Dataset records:
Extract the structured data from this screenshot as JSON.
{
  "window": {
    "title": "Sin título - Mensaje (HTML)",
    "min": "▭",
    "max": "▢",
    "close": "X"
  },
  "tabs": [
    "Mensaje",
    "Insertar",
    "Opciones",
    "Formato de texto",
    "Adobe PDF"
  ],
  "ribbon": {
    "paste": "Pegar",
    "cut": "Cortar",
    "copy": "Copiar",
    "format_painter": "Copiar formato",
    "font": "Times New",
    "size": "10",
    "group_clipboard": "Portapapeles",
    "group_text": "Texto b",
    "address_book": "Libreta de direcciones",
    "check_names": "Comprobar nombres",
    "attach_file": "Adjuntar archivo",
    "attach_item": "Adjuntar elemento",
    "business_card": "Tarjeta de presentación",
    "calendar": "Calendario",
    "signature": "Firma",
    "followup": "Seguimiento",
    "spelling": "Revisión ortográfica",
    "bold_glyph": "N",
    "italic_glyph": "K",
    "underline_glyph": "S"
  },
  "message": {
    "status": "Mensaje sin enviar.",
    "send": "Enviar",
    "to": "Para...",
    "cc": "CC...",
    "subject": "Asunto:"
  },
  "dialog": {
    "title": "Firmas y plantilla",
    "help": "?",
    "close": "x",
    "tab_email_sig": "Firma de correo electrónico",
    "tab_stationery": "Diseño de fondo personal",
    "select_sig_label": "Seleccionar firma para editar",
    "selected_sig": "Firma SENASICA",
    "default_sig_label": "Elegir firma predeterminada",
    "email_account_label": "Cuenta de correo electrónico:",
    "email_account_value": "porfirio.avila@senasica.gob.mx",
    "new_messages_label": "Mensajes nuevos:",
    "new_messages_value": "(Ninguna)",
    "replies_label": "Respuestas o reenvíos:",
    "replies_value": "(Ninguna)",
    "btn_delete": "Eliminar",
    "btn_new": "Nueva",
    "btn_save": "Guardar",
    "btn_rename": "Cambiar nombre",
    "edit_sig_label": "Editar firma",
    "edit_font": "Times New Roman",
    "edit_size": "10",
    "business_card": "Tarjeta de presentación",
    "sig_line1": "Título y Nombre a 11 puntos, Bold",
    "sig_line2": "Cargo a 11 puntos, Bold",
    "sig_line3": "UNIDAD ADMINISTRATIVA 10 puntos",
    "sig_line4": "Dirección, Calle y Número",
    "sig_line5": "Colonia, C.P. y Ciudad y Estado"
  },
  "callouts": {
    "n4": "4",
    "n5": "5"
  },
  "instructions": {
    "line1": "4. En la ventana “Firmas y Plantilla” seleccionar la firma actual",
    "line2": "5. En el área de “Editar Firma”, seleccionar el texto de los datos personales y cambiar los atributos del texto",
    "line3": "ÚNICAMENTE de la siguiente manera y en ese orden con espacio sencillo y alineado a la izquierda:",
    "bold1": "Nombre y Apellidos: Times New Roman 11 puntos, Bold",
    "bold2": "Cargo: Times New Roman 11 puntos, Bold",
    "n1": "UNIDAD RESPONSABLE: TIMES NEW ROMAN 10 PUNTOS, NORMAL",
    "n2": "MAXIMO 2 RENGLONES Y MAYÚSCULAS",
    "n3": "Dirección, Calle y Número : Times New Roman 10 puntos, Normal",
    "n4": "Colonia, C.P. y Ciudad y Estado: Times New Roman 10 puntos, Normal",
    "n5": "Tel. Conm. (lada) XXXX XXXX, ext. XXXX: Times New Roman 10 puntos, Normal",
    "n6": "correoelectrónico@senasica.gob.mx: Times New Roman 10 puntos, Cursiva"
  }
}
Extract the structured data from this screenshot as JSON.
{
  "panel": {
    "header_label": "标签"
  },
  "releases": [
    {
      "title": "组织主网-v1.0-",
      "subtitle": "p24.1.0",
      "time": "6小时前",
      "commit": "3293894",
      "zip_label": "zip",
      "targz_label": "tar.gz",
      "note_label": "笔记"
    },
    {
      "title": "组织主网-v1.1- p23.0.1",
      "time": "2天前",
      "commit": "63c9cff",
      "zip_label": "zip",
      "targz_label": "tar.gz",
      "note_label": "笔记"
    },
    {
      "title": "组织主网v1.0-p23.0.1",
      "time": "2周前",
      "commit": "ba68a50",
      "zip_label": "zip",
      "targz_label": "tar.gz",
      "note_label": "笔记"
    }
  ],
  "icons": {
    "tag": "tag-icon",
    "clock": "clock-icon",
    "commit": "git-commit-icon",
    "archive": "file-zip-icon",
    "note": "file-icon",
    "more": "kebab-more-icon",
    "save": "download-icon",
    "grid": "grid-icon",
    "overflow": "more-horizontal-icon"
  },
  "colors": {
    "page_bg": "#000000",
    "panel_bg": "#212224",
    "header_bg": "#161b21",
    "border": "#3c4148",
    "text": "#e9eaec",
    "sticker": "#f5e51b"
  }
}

# What you should do:
Show every line in the entries where the string "Copiar" occurs.

# Full solution:
    "copy": "Copiar",
    "format_painter": "Copiar formato",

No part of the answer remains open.